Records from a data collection
___
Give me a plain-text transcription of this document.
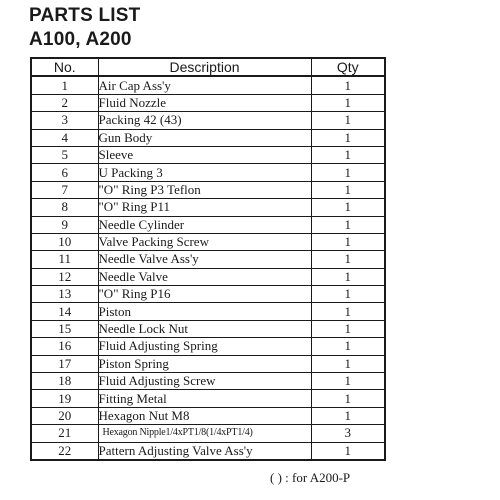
PARTS LIST
A100, A200
No.	Description	Qty
1	Air Cap Ass'y	1
2	Fluid Nozzle	1
3	Packing 42 (43)	1
4	Gun Body	1
5	Sleeve	1
6	U Packing 3	1
7	"O" Ring P3 Teflon	1
8	"O" Ring P11	1
9	Needle Cylinder	1
10	Valve Packing Screw	1
11	Needle Valve Ass'y	1
12	Needle Valve	1
13	"O" Ring P16	1
14	Piston	1
15	Needle Lock Nut	1
16	Fluid Adjusting Spring	1
17	Piston Spring	1
18	Fluid Adjusting Screw	1
19	Fitting Metal	1
20	Hexagon Nut M8	1
21	Hexagon Nipple1/4xPT1/8(1/4xPT1/4)	3
22	Pattern Adjusting Valve Ass'y	1
( ) : for A200-P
___
TO DO: Copy the material above exactly and drop the pictures.

RESPONSE TO THE EXERCISE:
Give me a plain-text transcription of this document.
PARTS LIST
A100, A200
No.	Description	Qty
1	Air Cap Ass'y	1
2	Fluid Nozzle	1
3	Packing 42 (43)	1
4	Gun Body	1
5	Sleeve	1
6	U Packing 3	1
7	"O" Ring P3 Teflon	1
8	"O" Ring P11	1
9	Needle Cylinder	1
10	Valve Packing Screw	1
11	Needle Valve Ass'y	1
12	Needle Valve	1
13	"O" Ring P16	1
14	Piston	1
15	Needle Lock Nut	1
16	Fluid Adjusting Spring	1
17	Piston Spring	1
18	Fluid Adjusting Screw	1
19	Fitting Metal	1
20	Hexagon Nut M8	1
21	Hexagon Nipple1/4xPT1/8(1/4xPT1/4)	3
22	Pattern Adjusting Valve Ass'y	1
( ) : for A200-P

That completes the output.